Task:
Write out every line of the material exactly as it appears.

Records supplied:

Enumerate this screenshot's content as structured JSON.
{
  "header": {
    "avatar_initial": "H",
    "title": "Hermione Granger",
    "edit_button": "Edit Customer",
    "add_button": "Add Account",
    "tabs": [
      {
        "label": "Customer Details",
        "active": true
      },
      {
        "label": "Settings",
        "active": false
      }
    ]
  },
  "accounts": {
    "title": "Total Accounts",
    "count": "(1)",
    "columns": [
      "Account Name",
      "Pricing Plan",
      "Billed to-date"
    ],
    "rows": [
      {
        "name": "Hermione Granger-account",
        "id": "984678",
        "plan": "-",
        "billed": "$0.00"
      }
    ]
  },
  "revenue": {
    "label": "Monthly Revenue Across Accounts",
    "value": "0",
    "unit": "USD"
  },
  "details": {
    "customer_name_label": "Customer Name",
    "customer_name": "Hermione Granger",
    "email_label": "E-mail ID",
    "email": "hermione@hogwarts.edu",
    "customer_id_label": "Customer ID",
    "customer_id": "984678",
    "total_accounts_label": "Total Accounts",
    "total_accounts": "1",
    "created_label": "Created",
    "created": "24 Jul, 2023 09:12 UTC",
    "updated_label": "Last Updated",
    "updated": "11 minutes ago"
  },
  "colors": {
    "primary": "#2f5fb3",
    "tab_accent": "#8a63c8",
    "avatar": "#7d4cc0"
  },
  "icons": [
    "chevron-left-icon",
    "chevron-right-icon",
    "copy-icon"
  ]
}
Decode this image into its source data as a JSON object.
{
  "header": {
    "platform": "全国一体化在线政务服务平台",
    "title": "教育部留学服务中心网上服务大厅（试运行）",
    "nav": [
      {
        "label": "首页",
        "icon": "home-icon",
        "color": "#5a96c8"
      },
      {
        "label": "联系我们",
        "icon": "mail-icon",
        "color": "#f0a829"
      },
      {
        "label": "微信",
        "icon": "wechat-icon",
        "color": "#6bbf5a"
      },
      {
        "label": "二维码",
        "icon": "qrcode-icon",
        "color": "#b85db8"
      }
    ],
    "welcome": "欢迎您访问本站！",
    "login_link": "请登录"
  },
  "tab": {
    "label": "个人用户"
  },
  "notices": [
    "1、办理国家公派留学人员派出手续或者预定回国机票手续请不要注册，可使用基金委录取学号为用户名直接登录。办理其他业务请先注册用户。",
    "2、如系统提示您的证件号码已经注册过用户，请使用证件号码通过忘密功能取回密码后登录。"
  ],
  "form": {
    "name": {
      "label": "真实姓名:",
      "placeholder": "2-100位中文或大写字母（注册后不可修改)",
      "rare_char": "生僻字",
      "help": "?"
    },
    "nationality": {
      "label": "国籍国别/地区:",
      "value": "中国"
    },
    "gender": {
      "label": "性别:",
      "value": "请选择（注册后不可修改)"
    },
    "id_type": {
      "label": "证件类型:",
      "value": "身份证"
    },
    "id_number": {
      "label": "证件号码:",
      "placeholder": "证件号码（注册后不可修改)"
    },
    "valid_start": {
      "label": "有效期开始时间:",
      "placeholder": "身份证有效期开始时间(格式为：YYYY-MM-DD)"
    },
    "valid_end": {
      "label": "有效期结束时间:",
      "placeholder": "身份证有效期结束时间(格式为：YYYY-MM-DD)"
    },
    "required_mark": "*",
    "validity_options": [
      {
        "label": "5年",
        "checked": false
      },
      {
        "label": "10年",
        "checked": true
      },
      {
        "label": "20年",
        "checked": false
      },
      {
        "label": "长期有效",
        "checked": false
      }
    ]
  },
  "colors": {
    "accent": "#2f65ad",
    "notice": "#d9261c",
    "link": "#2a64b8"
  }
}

Completed exercise:
Enumerate this screenshot's content as structured JSON.
{
  "header": {
    "avatar_initial": "H",
    "title": "Hermione Granger",
    "edit_button": "Edit Customer",
    "add_button": "Add Account",
    "tabs": [
      {
        "label": "Customer Details",
        "active": true
      },
      {
        "label": "Settings",
        "active": false
      }
    ]
  },
  "accounts": {
    "title": "Total Accounts",
    "count": "(1)",
    "columns": [
      "Account Name",
      "Pricing Plan",
      "Billed to-date"
    ],
    "rows": [
      {
        "name": "Hermione Granger-account",
        "id": "984678",
        "plan": "-",
        "billed": "$0.00"
      }
    ]
  },
  "revenue": {
    "label": "Monthly Revenue Across Accounts",
    "value": "0",
    "unit": "USD"
  },
  "details": {
    "customer_name_label": "Customer Name",
    "customer_name": "Hermione Granger",
    "email_label": "E-mail ID",
    "email": "hermione@hogwarts.edu",
    "customer_id_label": "Customer ID",
    "customer_id": "984678",
    "total_accounts_label": "Total Accounts",
    "total_accounts": "1",
    "created_label": "Created",
    "created": "24 Jul, 2023 09:12 UTC",
    "updated_label": "Last Updated",
    "updated": "11 minutes ago"
  },
  "colors": {
    "primary": "#2f5fb3",
    "tab_accent": "#8a63c8",
    "avatar": "#7d4cc0"
  },
  "icons": [
    "chevron-left-icon",
    "chevron-right-icon",
    "copy-icon"
  ]
}
Decode this image into its source data as a JSON object.
{
  "header": {
    "platform": "全国一体化在线政务服务平台",
    "title": "教育部留学服务中心网上服务大厅（试运行）",
    "nav": [
      {
        "label": "首页",
        "icon": "home-icon",
        "color": "#5a96c8"
      },
      {
        "label": "联系我们",
        "icon": "mail-icon",
        "color": "#f0a829"
      },
      {
        "label": "微信",
        "icon": "wechat-icon",
        "color": "#6bbf5a"
      },
      {
        "label": "二维码",
        "icon": "qrcode-icon",
        "color": "#b85db8"
      }
    ],
    "welcome": "欢迎您访问本站！",
    "login_link": "请登录"
  },
  "tab": {
    "label": "个人用户"
  },
  "notices": [
    "1、办理国家公派留学人员派出手续或者预定回国机票手续请不要注册，可使用基金委录取学号为用户名直接登录。办理其他业务请先注册用户。",
    "2、如系统提示您的证件号码已经注册过用户，请使用证件号码通过忘密功能取回密码后登录。"
  ],
  "form": {
    "name": {
      "label": "真实姓名:",
      "placeholder": "2-100位中文或大写字母（注册后不可修改)",
      "rare_char": "生僻字",
      "help": "?"
    },
    "nationality": {
      "label": "国籍国别/地区:",
      "value": "中国"
    },
    "gender": {
      "label": "性别:",
      "value": "请选择（注册后不可修改)"
    },
    "id_type": {
      "label": "证件类型:",
      "value": "身份证"
    },
    "id_number": {
      "label": "证件号码:",
      "placeholder": "证件号码（注册后不可修改)"
    },
    "valid_start": {
      "label": "有效期开始时间:",
      "placeholder": "身份证有效期开始时间(格式为：YYYY-MM-DD)"
    },
    "valid_end": {
      "label": "有效期结束时间:",
      "placeholder": "身份证有效期结束时间(格式为：YYYY-MM-DD)"
    },
    "required_mark": "*",
    "validity_options": [
      {
        "label": "5年",
        "checked": false
      },
      {
        "label": "10年",
        "checked": true
      },
      {
        "label": "20年",
        "checked": false
      },
      {
        "label": "长期有效",
        "checked": false
      }
    ]
  },
  "colors": {
    "accent": "#2f65ad",
    "notice": "#d9261c",
    "link": "#2a64b8"
  }
}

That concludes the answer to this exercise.